═════ DATA SHOWN ═════

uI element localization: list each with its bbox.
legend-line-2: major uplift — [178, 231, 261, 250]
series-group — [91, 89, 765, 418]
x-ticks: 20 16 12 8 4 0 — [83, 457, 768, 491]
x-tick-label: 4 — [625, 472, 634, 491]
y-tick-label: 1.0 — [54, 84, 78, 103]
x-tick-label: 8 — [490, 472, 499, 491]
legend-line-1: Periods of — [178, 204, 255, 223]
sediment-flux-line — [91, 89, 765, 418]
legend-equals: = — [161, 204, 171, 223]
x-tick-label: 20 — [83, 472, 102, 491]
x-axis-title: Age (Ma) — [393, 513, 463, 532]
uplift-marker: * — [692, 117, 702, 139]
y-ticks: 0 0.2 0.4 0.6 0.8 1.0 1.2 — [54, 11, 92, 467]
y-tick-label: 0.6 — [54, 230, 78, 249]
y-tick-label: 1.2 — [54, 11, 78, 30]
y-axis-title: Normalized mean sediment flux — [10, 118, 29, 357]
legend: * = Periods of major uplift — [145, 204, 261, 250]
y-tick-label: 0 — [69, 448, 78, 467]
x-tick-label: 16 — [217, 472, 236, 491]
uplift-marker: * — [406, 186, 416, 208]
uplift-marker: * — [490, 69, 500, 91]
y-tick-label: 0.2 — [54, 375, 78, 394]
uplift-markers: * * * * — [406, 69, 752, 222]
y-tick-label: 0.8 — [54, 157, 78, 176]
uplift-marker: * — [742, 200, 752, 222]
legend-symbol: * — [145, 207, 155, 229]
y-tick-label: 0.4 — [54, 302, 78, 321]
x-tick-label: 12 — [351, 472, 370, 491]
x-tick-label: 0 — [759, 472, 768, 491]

═════

TO DO
In the listing above, switch every "x-tick-label" to "x-axis-label" and reproduce all lines with nothing else changed.

OUTPUT BELOW
uI element localization: list each with its bbox.
legend-line-2: major uplift — [178, 231, 261, 250]
series-group — [91, 89, 765, 418]
x-ticks: 20 16 12 8 4 0 — [83, 457, 768, 491]
x-axis-label: 4 — [625, 472, 634, 491]
y-tick-label: 1.0 — [54, 84, 78, 103]
x-axis-label: 8 — [490, 472, 499, 491]
legend-line-1: Periods of — [178, 204, 255, 223]
sediment-flux-line — [91, 89, 765, 418]
legend-equals: = — [161, 204, 171, 223]
x-axis-label: 20 — [83, 472, 102, 491]
x-axis-title: Age (Ma) — [393, 513, 463, 532]
uplift-marker: * — [692, 117, 702, 139]
y-ticks: 0 0.2 0.4 0.6 0.8 1.0 1.2 — [54, 11, 92, 467]
y-tick-label: 0.6 — [54, 230, 78, 249]
y-tick-label: 1.2 — [54, 11, 78, 30]
y-axis-title: Normalized mean sediment flux — [10, 118, 29, 357]
legend: * = Periods of major uplift — [145, 204, 261, 250]
y-tick-label: 0 — [69, 448, 78, 467]
x-axis-label: 16 — [217, 472, 236, 491]
uplift-marker: * — [406, 186, 416, 208]
uplift-marker: * — [490, 69, 500, 91]
y-tick-label: 0.2 — [54, 375, 78, 394]
uplift-markers: * * * * — [406, 69, 752, 222]
y-tick-label: 0.8 — [54, 157, 78, 176]
uplift-marker: * — [742, 200, 752, 222]
legend-symbol: * — [145, 207, 155, 229]
y-tick-label: 0.4 — [54, 302, 78, 321]
x-axis-label: 12 — [351, 472, 370, 491]
x-axis-label: 0 — [759, 472, 768, 491]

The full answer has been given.